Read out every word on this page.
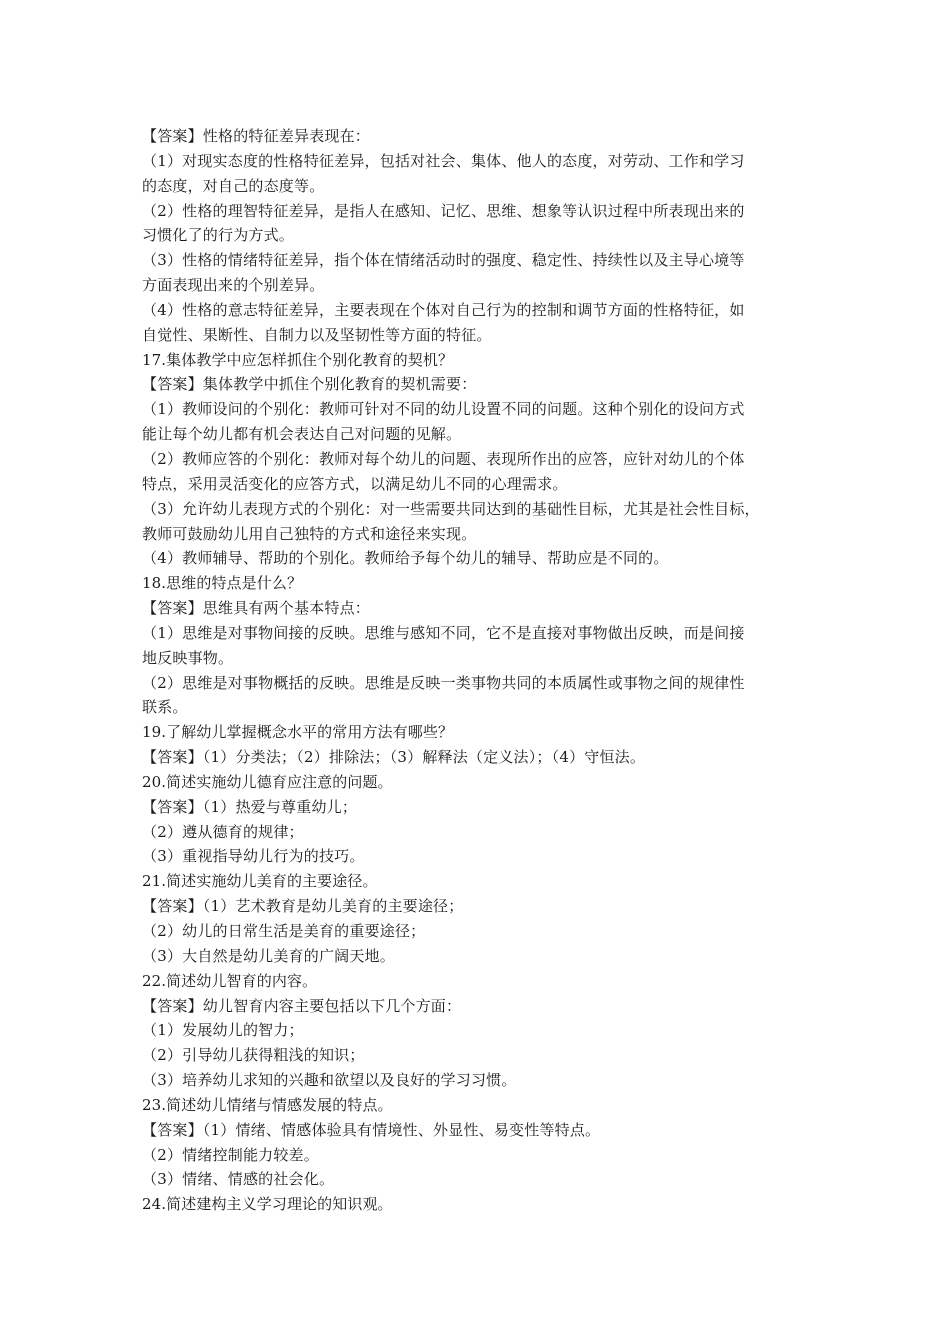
【答案】性格的特征差异表现在：
（1）对现实态度的性格特征差异，包括对社会、集体、他人的态度，对劳动、工作和学习
的态度，对自己的态度等。
（2）性格的理智特征差异，是指人在感知、记忆、思维、想象等认识过程中所表现出来的
习惯化了的行为方式。
（3）性格的情绪特征差异，指个体在情绪活动时的强度、稳定性、持续性以及主导心境等
方面表现出来的个别差异。
（4）性格的意志特征差异，主要表现在个体对自己行为的控制和调节方面的性格特征，如
自觉性、果断性、自制力以及坚韧性等方面的特征。
17.集体教学中应怎样抓住个别化教育的契机？
【答案】集体教学中抓住个别化教育的契机需要：
（1）教师设问的个别化：教师可针对不同的幼儿设置不同的问题。这种个别化的设问方式
能让每个幼儿都有机会表达自己对问题的见解。
（2）教师应答的个别化：教师对每个幼儿的问题、表现所作出的应答，应针对幼儿的个体
特点，采用灵活变化的应答方式，以满足幼儿不同的心理需求。
（3）允许幼儿表现方式的个别化：对一些需要共同达到的基础性目标，尤其是社会性目标，
教师可鼓励幼儿用自己独特的方式和途径来实现。
（4）教师辅导、帮助的个别化。教师给予每个幼儿的辅导、帮助应是不同的。
18.思维的特点是什么？
【答案】思维具有两个基本特点：
（1）思维是对事物间接的反映。思维与感知不同，它不是直接对事物做出反映，而是间接
地反映事物。
（2）思维是对事物概括的反映。思维是反映一类事物共同的本质属性或事物之间的规律性
联系。
19.了解幼儿掌握概念水平的常用方法有哪些？
【答案】（1）分类法；（2）排除法；（3）解释法（定义法）；（4）守恒法。
20.简述实施幼儿德育应注意的问题。
【答案】（1）热爱与尊重幼儿；
（2）遵从德育的规律；
（3）重视指导幼儿行为的技巧。
21.简述实施幼儿美育的主要途径。
【答案】（1）艺术教育是幼儿美育的主要途径；
（2）幼儿的日常生活是美育的重要途径；
（3）大自然是幼儿美育的广阔天地。
22.简述幼儿智育的内容。
【答案】幼儿智育内容主要包括以下几个方面：
（1）发展幼儿的智力；
（2）引导幼儿获得粗浅的知识；
（3）培养幼儿求知的兴趣和欲望以及良好的学习习惯。
23.简述幼儿情绪与情感发展的特点。
【答案】（1）情绪、情感体验具有情境性、外显性、易变性等特点。
（2）情绪控制能力较差。
（3）情绪、情感的社会化。
24.简述建构主义学习理论的知识观。
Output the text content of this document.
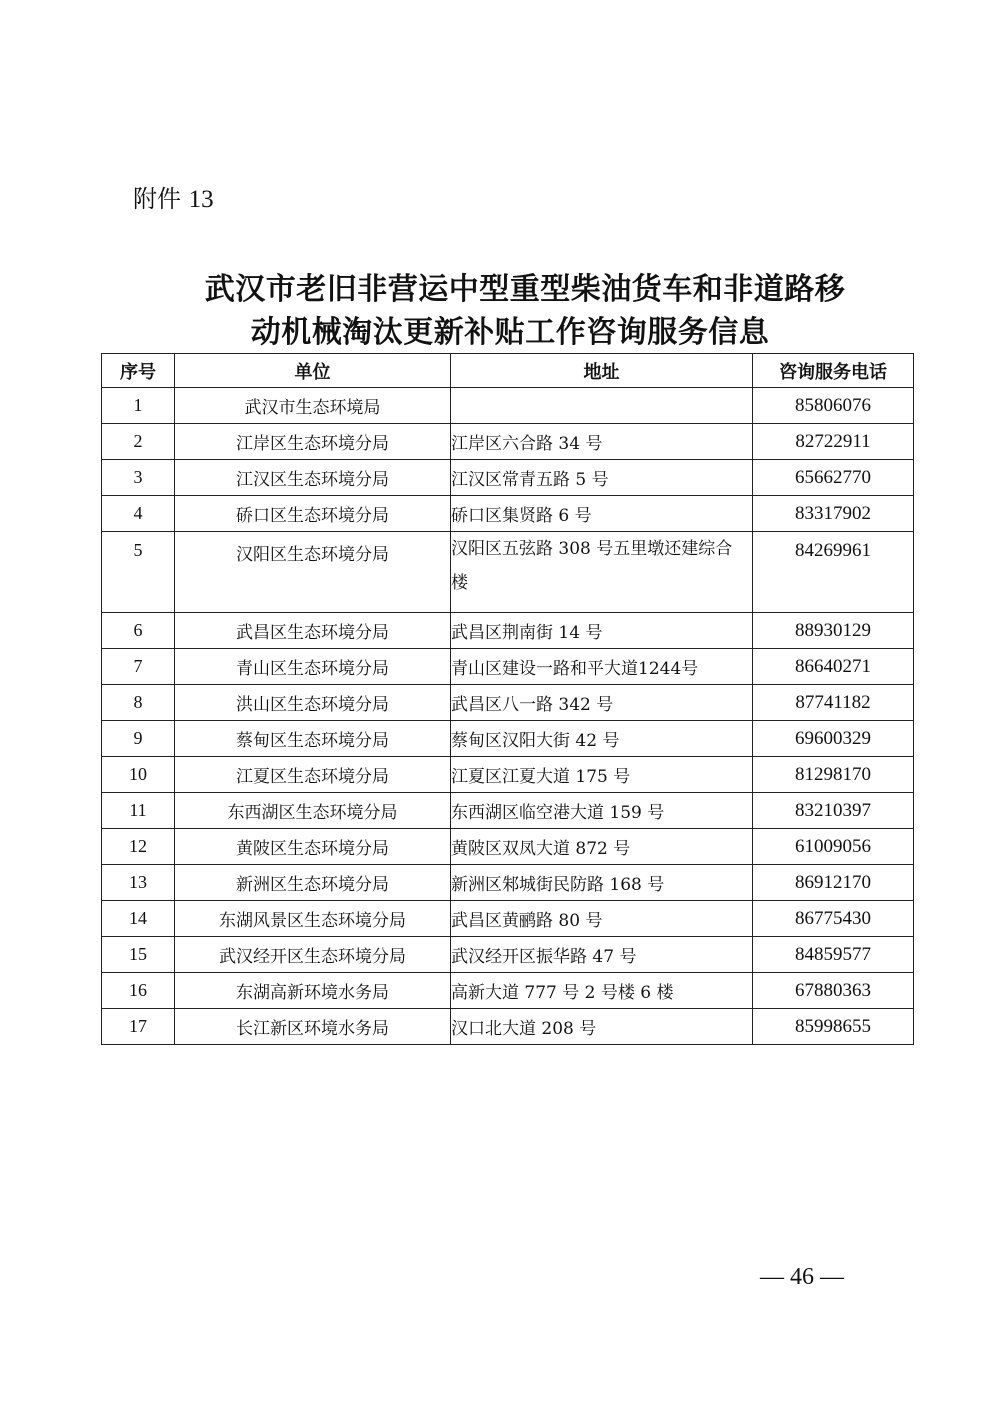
附件 13
武汉市老旧非营运中型重型柴油货车和非道路移
动机械淘汰更新补贴工作咨询服务信息
序号	单位	地址	咨询服务电话
1	武汉市生态环境局		85806076
2	江岸区生态环境分局	江岸区六合路 34 号	82722911
3	江汉区生态环境分局	江汉区常青五路 5 号	65662770
4	硚口区生态环境分局	硚口区集贤路 6 号	83317902
5	汉阳区生态环境分局	汉阳区五弦路 308 号五里墩还建综合楼	84269961
6	武昌区生态环境分局	武昌区荆南街 14 号	88930129
7	青山区生态环境分局	青山区建设一路和平大道1244号	86640271
8	洪山区生态环境分局	武昌区八一路 342 号	87741182
9	蔡甸区生态环境分局	蔡甸区汉阳大街 42 号	69600329
10	江夏区生态环境分局	江夏区江夏大道 175 号	81298170
11	东西湖区生态环境分局	东西湖区临空港大道 159 号	83210397
12	黄陂区生态环境分局	黄陂区双凤大道 872 号	61009056
13	新洲区生态环境分局	新洲区邾城街民防路 168 号	86912170
14	东湖风景区生态环境分局	武昌区黄鹂路 80 号	86775430
15	武汉经开区生态环境分局	武汉经开区振华路 47 号	84859577
16	东湖高新环境水务局	高新大道 777 号 2 号楼 6 楼	67880363
17	长江新区环境水务局	汉口北大道 208 号	85998655
— 46 —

What you will do: Every record is to be reproduced exactly, with no pictures included.

Exercise solution:
Read out every word on this page.
【答案】性格的特征差异表现在：
（1）对现实态度的性格特征差异，包括对社会、集体、他人的态度，对劳动、工作和学习
的态度，对自己的态度等。
（2）性格的理智特征差异，是指人在感知、记忆、思维、想象等认识过程中所表现出来的
习惯化了的行为方式。
（3）性格的情绪特征差异，指个体在情绪活动时的强度、稳定性、持续性以及主导心境等
方面表现出来的个别差异。
（4）性格的意志特征差异，主要表现在个体对自己行为的控制和调节方面的性格特征，如
自觉性、果断性、自制力以及坚韧性等方面的特征。
17.集体教学中应怎样抓住个别化教育的契机？
【答案】集体教学中抓住个别化教育的契机需要：
（1）教师设问的个别化：教师可针对不同的幼儿设置不同的问题。这种个别化的设问方式
能让每个幼儿都有机会表达自己对问题的见解。
（2）教师应答的个别化：教师对每个幼儿的问题、表现所作出的应答，应针对幼儿的个体
特点，采用灵活变化的应答方式，以满足幼儿不同的心理需求。
（3）允许幼儿表现方式的个别化：对一些需要共同达到的基础性目标，尤其是社会性目标，
教师可鼓励幼儿用自己独特的方式和途径来实现。
（4）教师辅导、帮助的个别化。教师给予每个幼儿的辅导、帮助应是不同的。
18.思维的特点是什么？
【答案】思维具有两个基本特点：
（1）思维是对事物间接的反映。思维与感知不同，它不是直接对事物做出反映，而是间接
地反映事物。
（2）思维是对事物概括的反映。思维是反映一类事物共同的本质属性或事物之间的规律性
联系。
19.了解幼儿掌握概念水平的常用方法有哪些？
【答案】（1）分类法；（2）排除法；（3）解释法（定义法）；（4）守恒法。
20.简述实施幼儿德育应注意的问题。
【答案】（1）热爱与尊重幼儿；
（2）遵从德育的规律；
（3）重视指导幼儿行为的技巧。
21.简述实施幼儿美育的主要途径。
【答案】（1）艺术教育是幼儿美育的主要途径；
（2）幼儿的日常生活是美育的重要途径；
（3）大自然是幼儿美育的广阔天地。
22.简述幼儿智育的内容。
【答案】幼儿智育内容主要包括以下几个方面：
（1）发展幼儿的智力；
（2）引导幼儿获得粗浅的知识；
（3）培养幼儿求知的兴趣和欲望以及良好的学习习惯。
23.简述幼儿情绪与情感发展的特点。
【答案】（1）情绪、情感体验具有情境性、外显性、易变性等特点。
（2）情绪控制能力较差。
（3）情绪、情感的社会化。
24.简述建构主义学习理论的知识观。
Output the text content of this document.
附件 13
武汉市老旧非营运中型重型柴油货车和非道路移
动机械淘汰更新补贴工作咨询服务信息
序号	单位	地址	咨询服务电话
1	武汉市生态环境局		85806076
2	江岸区生态环境分局	江岸区六合路 34 号	82722911
3	江汉区生态环境分局	江汉区常青五路 5 号	65662770
4	硚口区生态环境分局	硚口区集贤路 6 号	83317902
5	汉阳区生态环境分局	汉阳区五弦路 308 号五里墩还建综合楼	84269961
6	武昌区生态环境分局	武昌区荆南街 14 号	88930129
7	青山区生态环境分局	青山区建设一路和平大道1244号	86640271
8	洪山区生态环境分局	武昌区八一路 342 号	87741182
9	蔡甸区生态环境分局	蔡甸区汉阳大街 42 号	69600329
10	江夏区生态环境分局	江夏区江夏大道 175 号	81298170
11	东西湖区生态环境分局	东西湖区临空港大道 159 号	83210397
12	黄陂区生态环境分局	黄陂区双凤大道 872 号	61009056
13	新洲区生态环境分局	新洲区邾城街民防路 168 号	86912170
14	东湖风景区生态环境分局	武昌区黄鹂路 80 号	86775430
15	武汉经开区生态环境分局	武汉经开区振华路 47 号	84859577
16	东湖高新环境水务局	高新大道 777 号 2 号楼 6 楼	67880363
17	长江新区环境水务局	汉口北大道 208 号	85998655
— 46 —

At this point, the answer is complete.